- _TASK DETAILS_: Copy the full set of lines exactly as given.

>>

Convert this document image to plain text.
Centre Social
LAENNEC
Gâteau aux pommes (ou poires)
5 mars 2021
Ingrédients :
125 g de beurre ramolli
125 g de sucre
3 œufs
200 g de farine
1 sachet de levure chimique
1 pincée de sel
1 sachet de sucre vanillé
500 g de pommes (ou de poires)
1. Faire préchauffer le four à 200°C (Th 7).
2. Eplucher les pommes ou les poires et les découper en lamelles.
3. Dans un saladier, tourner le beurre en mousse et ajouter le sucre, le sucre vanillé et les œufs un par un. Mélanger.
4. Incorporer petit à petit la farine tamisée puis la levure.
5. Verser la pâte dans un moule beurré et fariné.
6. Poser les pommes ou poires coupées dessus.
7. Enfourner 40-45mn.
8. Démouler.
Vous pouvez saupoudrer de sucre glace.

<<

- _EXERCISE SOLUTION_:
Convert this document image to plain text.
Centre Social
LAENNEC
Gâteau aux pommes (ou poires)
5 mars 2021
Ingrédients :
125 g de beurre ramolli
125 g de sucre
3 œufs
200 g de farine
1 sachet de levure chimique
1 pincée de sel
1 sachet de sucre vanillé
500 g de pommes (ou de poires)
1. Faire préchauffer le four à 200°C (Th 7).
2. Eplucher les pommes ou les poires et les découper en lamelles.
3. Dans un saladier, tourner le beurre en mousse et ajouter le sucre, le sucre vanillé et les œufs un par un. Mélanger.
4. Incorporer petit à petit la farine tamisée puis la levure.
5. Verser la pâte dans un moule beurré et fariné.
6. Poser les pommes ou poires coupées dessus.
7. Enfourner 40-45mn.
8. Démouler.
Vous pouvez saupoudrer de sucre glace.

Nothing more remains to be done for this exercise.